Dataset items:
- - - - - - -
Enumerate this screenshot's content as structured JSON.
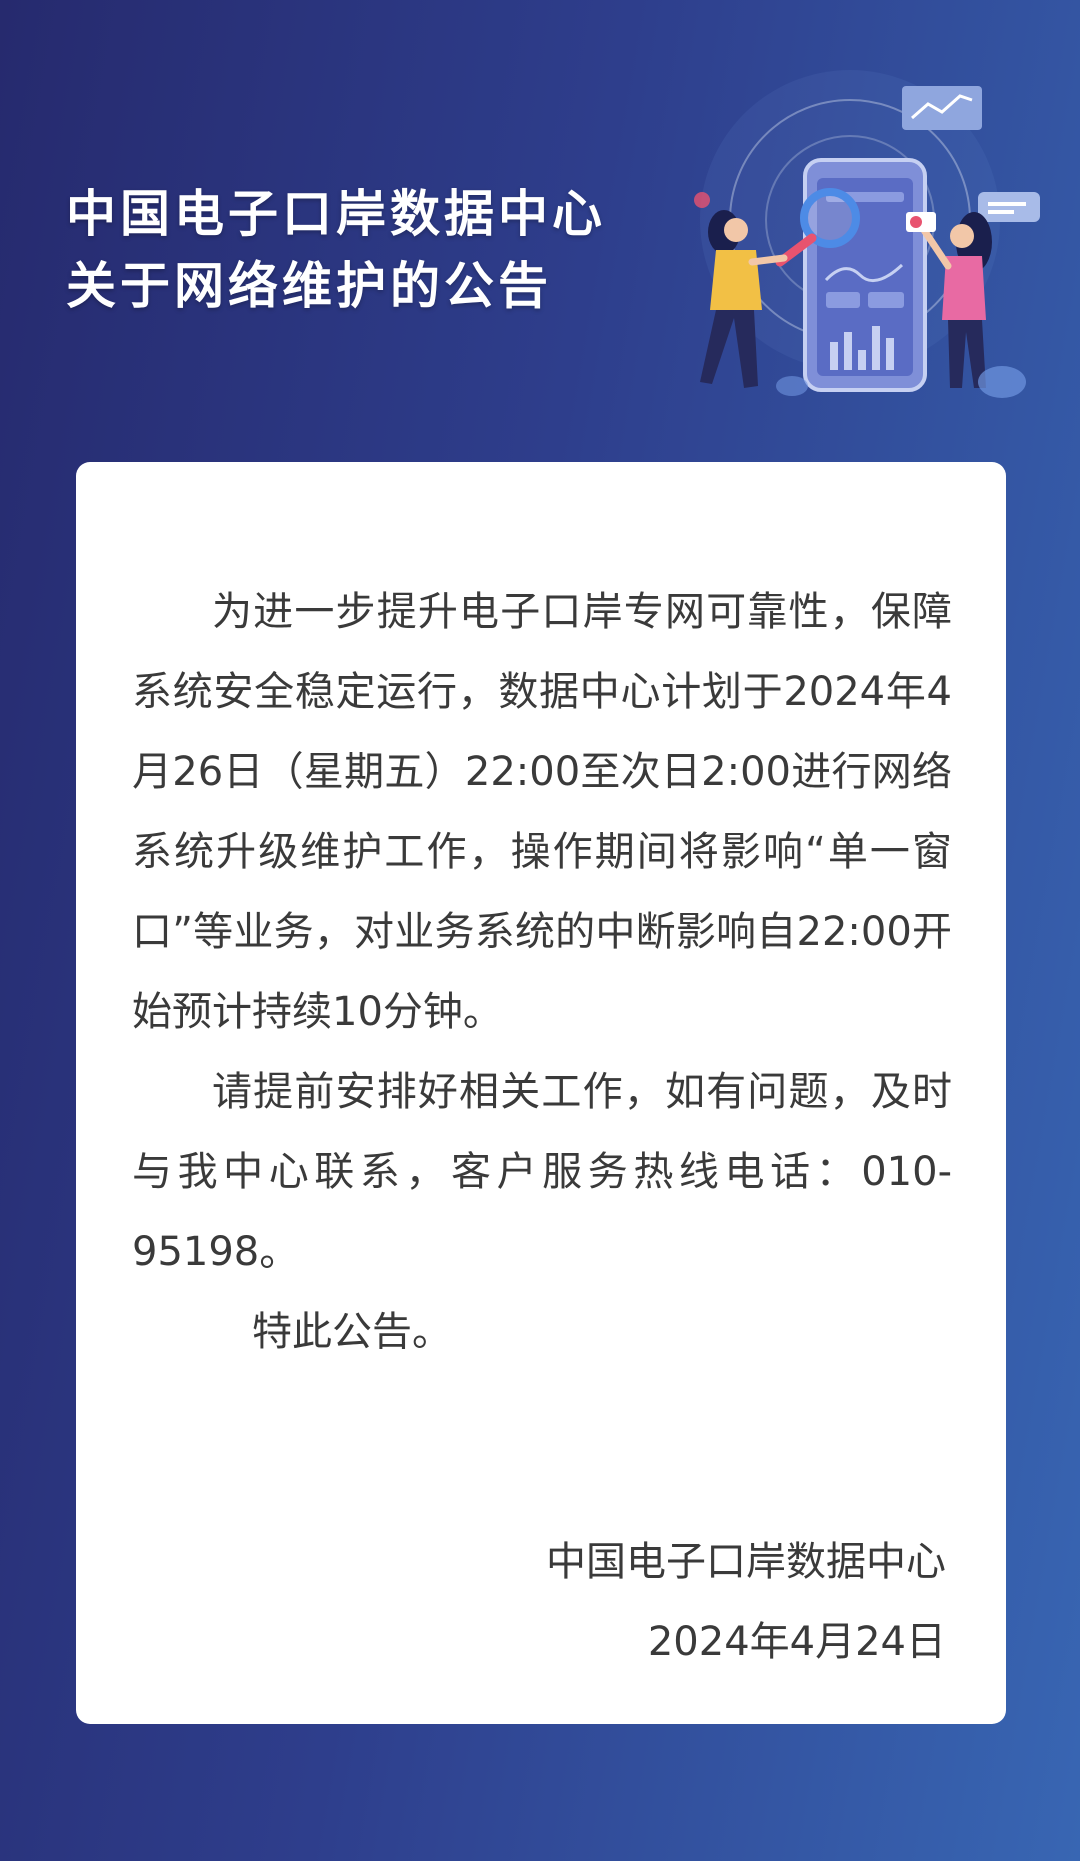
{
  "header": {
    "title_line1": "中国电子口岸数据中心",
    "title_line2": "关于网络维护的公告"
  },
  "illustration": {
    "icons": [
      "phone-dashboard-icon",
      "magnifier-icon",
      "chart-card-icon",
      "chat-bubble-icon",
      "person-icon"
    ]
  },
  "notice": {
    "paragraphs": [
      "为进一步提升电子口岸专网可靠性，保障系统安全稳定运行，数据中心计划于2024年4月26日（星期五）22:00至次日2:00进行网络系统升级维护工作，操作期间将影响“单一窗口”等业务，对业务系统的中断影响自22:00开始预计持续10分钟。",
      "请提前安排好相关工作，如有问题，及时与我中心联系，客户服务热线电话：010-95198。"
    ],
    "signoff": "特此公告。",
    "issuer": "中国电子口岸数据中心",
    "date": "2024年4月24日"
  },
  "colors": {
    "background_start": "#262a6e",
    "background_end": "#3866b3",
    "card": "#ffffff",
    "text": "#3a3a3a"
  }
}
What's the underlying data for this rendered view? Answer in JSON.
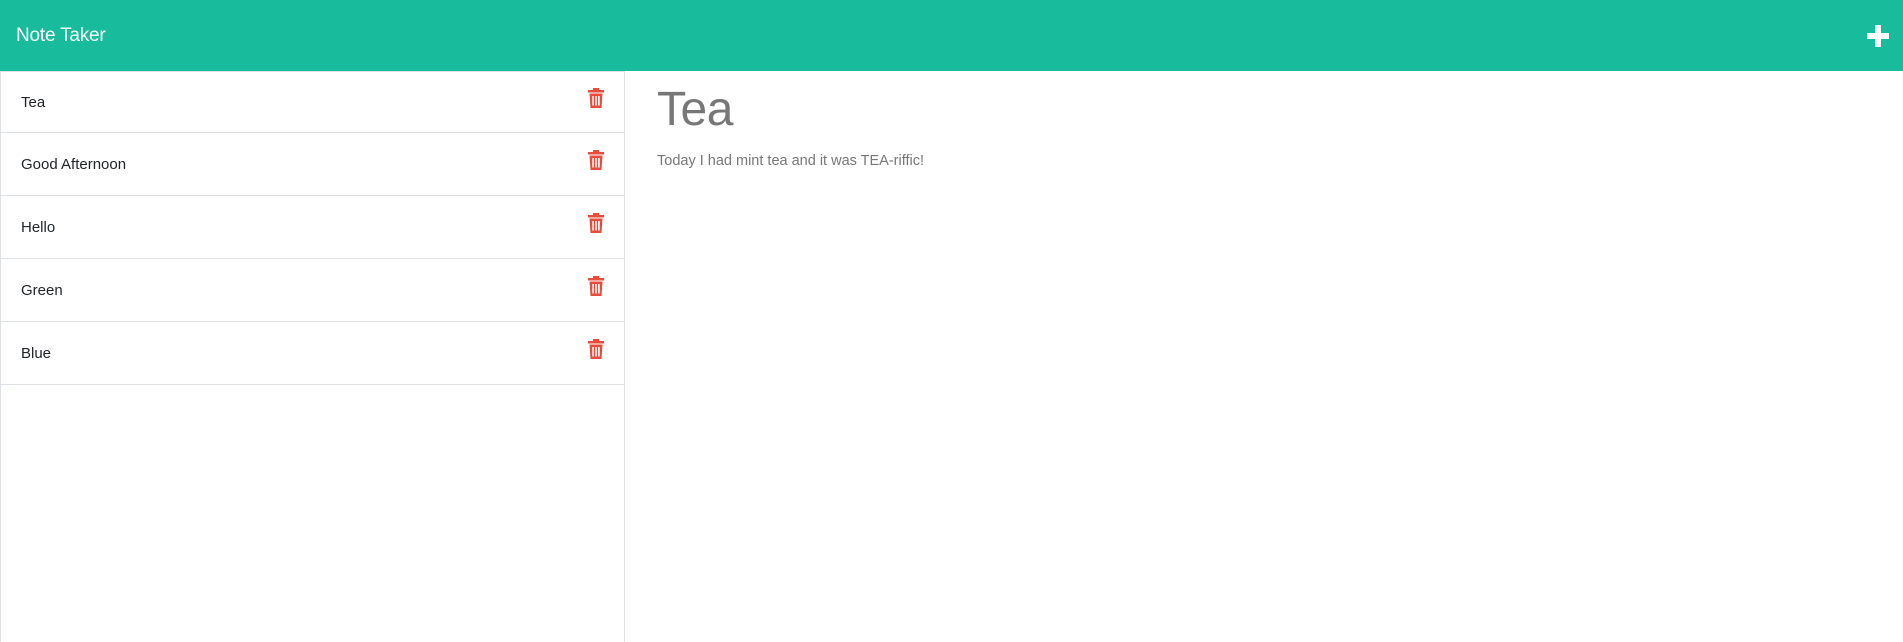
{
  "header": {
    "title": "Note Taker",
    "add_icon": "plus-icon"
  },
  "sidebar": {
    "notes": [
      {
        "title": "Tea",
        "icon": "trash-icon"
      },
      {
        "title": "Good Afternoon",
        "icon": "trash-icon"
      },
      {
        "title": "Hello",
        "icon": "trash-icon"
      },
      {
        "title": "Green",
        "icon": "trash-icon"
      },
      {
        "title": "Blue",
        "icon": "trash-icon"
      }
    ]
  },
  "main": {
    "note_title": "Tea",
    "note_text": "Today I had mint tea and it was TEA-riffic!"
  },
  "colors": {
    "navbar": "#18bc9c",
    "delete_icon": "#e74c3c",
    "note_text": "#777777"
  }
}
- - - - - - -
What the task asks:
Copy the whole of the material above exactly, but not its images.

Solved problem:
Enumerate this screenshot's content as structured JSON.
{
  "header": {
    "title_line1": "中国电子口岸数据中心",
    "title_line2": "关于网络维护的公告"
  },
  "illustration": {
    "icons": [
      "phone-dashboard-icon",
      "magnifier-icon",
      "chart-card-icon",
      "chat-bubble-icon",
      "person-icon"
    ]
  },
  "notice": {
    "paragraphs": [
      "为进一步提升电子口岸专网可靠性，保障系统安全稳定运行，数据中心计划于2024年4月26日（星期五）22:00至次日2:00进行网络系统升级维护工作，操作期间将影响“单一窗口”等业务，对业务系统的中断影响自22:00开始预计持续10分钟。",
      "请提前安排好相关工作，如有问题，及时与我中心联系，客户服务热线电话：010-95198。"
    ],
    "signoff": "特此公告。",
    "issuer": "中国电子口岸数据中心",
    "date": "2024年4月24日"
  },
  "colors": {
    "background_start": "#262a6e",
    "background_end": "#3866b3",
    "card": "#ffffff",
    "text": "#3a3a3a"
  }
}
What's the underlying data for this rendered view? Answer in JSON.
{
  "header": {
    "title": "Note Taker",
    "add_icon": "plus-icon"
  },
  "sidebar": {
    "notes": [
      {
        "title": "Tea",
        "icon": "trash-icon"
      },
      {
        "title": "Good Afternoon",
        "icon": "trash-icon"
      },
      {
        "title": "Hello",
        "icon": "trash-icon"
      },
      {
        "title": "Green",
        "icon": "trash-icon"
      },
      {
        "title": "Blue",
        "icon": "trash-icon"
      }
    ]
  },
  "main": {
    "note_title": "Tea",
    "note_text": "Today I had mint tea and it was TEA-riffic!"
  },
  "colors": {
    "navbar": "#18bc9c",
    "delete_icon": "#e74c3c",
    "note_text": "#777777"
  }
}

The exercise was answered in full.